TO DO ->
[a] Please answer these questions using the obit watch post:
(i) What low does the writer's phone call for on Monday?
(ii) In what year was Chick Corea named a National Endowment for the Arts Jazz Master?
(iii) According to Mr. Robertson, fire safety systems in a building fall under whose purview?
[b] Continue the obit watch post after its last sentence.

SOURCE DOCUMENT ->
┌──
Obit watch: February 12, 2021.

Friday, February 12th, 2021

I planned to post this last night, but we had multiple power outages through the day yesterday (as other people have noted, it is cold here: right now, my phone is calling for a low of 10 on Sunday and a low of 3 (yes, THREE) on Monday), the last one lasting until well into the evening.

So I’m playing catch-up today.

The NYT got around to publishing a respectful obit for James Gunn yesterday.

Chick Corea, jazz guy.

In 2006 he was named a National Endowment for the Arts Jazz Master, the highest honor available to an American jazz musician.

In case you were wondering, I believe this is the complete list.

Lawrence sent over an obit for Leslie Robertson, structural engineer for the World Trade Center.

Mr. Robertson designed the structural systems of several notable skyscrapers, including the Shanghai World Financial Center, a 101-story tower with a vast trapezoidal opening at its peak, and I.M. Pei’s Bank of China Tower in Hong Kong, a cascade of interlocking pyramids. His projects included bridges, theaters and museums, and he helped install sculptures by Richard Serra, some weighing as much as 20 tons.
But the project that came to define his career was the World Trade Center. He was in his early 30s and something of an upstart when he and his partner, John Skilling, were chosen to design the structural system for what were to be the time, at 110 stories, the world’s tallest buildings. He was in his 70s when the towers were destroyed.

“The responsibility for the design ultimately rested with me,” Mr. Robertson told The New York Times Magazine after the towers were destroyed. He added: “I have to ask myself, Should I have made the project more stalwart? And in retrospect, the only answer you can come up with is, Yes, you should have.”
He conceded that he had not considered the possibility of fire raging through the buildings after a plane crash. But he also said that that was not part of the structural engineer’s job, which involves making sure that buildings resist forces like gravity and wind. “The fire safety systems in a building fall under the purview of the architect,” he said.
In an interview in 2009 in his Lower Manhattan office, Mr. Robertson wiped away tears as he recalled the victims of 9/11. He talked about the family members who had come to see him, hoping he could say something to help them with their grief. But he also said he was proud of the design of the twin towers.
└──
(Collection entries)
┌──
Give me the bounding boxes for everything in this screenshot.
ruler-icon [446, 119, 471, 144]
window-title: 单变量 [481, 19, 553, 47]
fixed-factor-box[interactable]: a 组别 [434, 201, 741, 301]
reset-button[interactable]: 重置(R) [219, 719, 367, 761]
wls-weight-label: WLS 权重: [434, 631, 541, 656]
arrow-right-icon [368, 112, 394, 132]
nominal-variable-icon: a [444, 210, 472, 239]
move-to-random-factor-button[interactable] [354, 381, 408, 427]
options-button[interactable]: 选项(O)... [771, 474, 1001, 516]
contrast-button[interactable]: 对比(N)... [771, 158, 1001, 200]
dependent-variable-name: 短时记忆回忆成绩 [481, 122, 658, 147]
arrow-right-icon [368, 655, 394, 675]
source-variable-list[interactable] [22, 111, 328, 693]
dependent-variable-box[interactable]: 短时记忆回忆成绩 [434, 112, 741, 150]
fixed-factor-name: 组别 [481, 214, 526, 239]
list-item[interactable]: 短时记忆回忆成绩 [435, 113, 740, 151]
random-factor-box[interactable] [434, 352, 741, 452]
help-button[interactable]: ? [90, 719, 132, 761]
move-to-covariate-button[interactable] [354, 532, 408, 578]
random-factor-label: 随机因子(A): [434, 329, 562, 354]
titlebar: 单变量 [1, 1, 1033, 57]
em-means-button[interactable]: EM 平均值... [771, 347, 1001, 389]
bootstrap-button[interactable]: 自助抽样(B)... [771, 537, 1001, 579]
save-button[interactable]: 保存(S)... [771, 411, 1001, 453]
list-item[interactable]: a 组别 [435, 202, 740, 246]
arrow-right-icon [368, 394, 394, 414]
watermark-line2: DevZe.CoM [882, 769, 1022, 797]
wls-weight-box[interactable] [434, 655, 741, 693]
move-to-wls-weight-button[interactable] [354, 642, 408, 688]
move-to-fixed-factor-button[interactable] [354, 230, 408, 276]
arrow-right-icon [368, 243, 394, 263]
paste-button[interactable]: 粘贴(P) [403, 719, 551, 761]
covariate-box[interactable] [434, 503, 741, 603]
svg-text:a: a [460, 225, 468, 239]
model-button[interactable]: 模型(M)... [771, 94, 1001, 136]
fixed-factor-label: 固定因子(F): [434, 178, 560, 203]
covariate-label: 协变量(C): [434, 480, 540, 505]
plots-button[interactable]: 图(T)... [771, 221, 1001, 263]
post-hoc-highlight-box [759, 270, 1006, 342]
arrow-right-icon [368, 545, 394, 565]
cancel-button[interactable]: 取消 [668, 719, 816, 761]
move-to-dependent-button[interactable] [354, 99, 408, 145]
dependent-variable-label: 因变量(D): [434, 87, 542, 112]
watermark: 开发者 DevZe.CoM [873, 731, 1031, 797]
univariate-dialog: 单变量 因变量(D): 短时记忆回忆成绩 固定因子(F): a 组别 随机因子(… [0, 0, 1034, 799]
└──
ANSWERS IN ORDER ->
[a]
(i) 3
(ii) 2006
(iii) The architect's

[b]
According to Mr. Robertson, the buildings had been designed to withstand the impact of a Boeing 707, but the planes flown into the towers were heavier 767s. And his calculations had been based on the initial impact of the plane; they did not take into account the possibility of what he called a “second event,” like a fire.
When the planes struck the towers, they sliced through the steel frames, but the buildings remained standing. Many engineers concluded that conventionally framed buildings would have collapsed soon after impact. The twin towers stood long enough to allow thousands of people to escape.
But the fire from the burning jet fuel raged on. The floor trusses lost strength as they heated up, and they began to sag. The floors eventually began pulling away from the exterior columns before the buildings fell. A total of 2,753 people were killed, including 343 firefighters.
Mr. Robertson said he received hate mail after 9/11. But on a flight to Toronto one day, an airline employee gave him an unexpected upgrade to first class. When he asked for an explanation, he recalled in the 2009 interview, the employee said, “I was in Tower 2, and I walked out.”

The infamous Larry Flynt. As my mother said, “I thought he was dead already.”

S. Clay Wilson, underground cartoonist. I went back and forth on whether I wanted to include Mr. Flynt and Mr. Wilson, but I decided that Mr. Flynt’s celebrity was too great to ignore. As for Mr. Wilson, you have to like a guy who says:

“I’m just a big kid,” Mr. Wilson told him. “I like toys, firearms and hats.”

Finally, also by way of Lawrence, British actor Harry Fielder, who was in pretty much every darn thing in Britain, passed away February 6th. Seriously, his IMDB entry has 279 credits as “actor” (though it looks like many of those were small roles).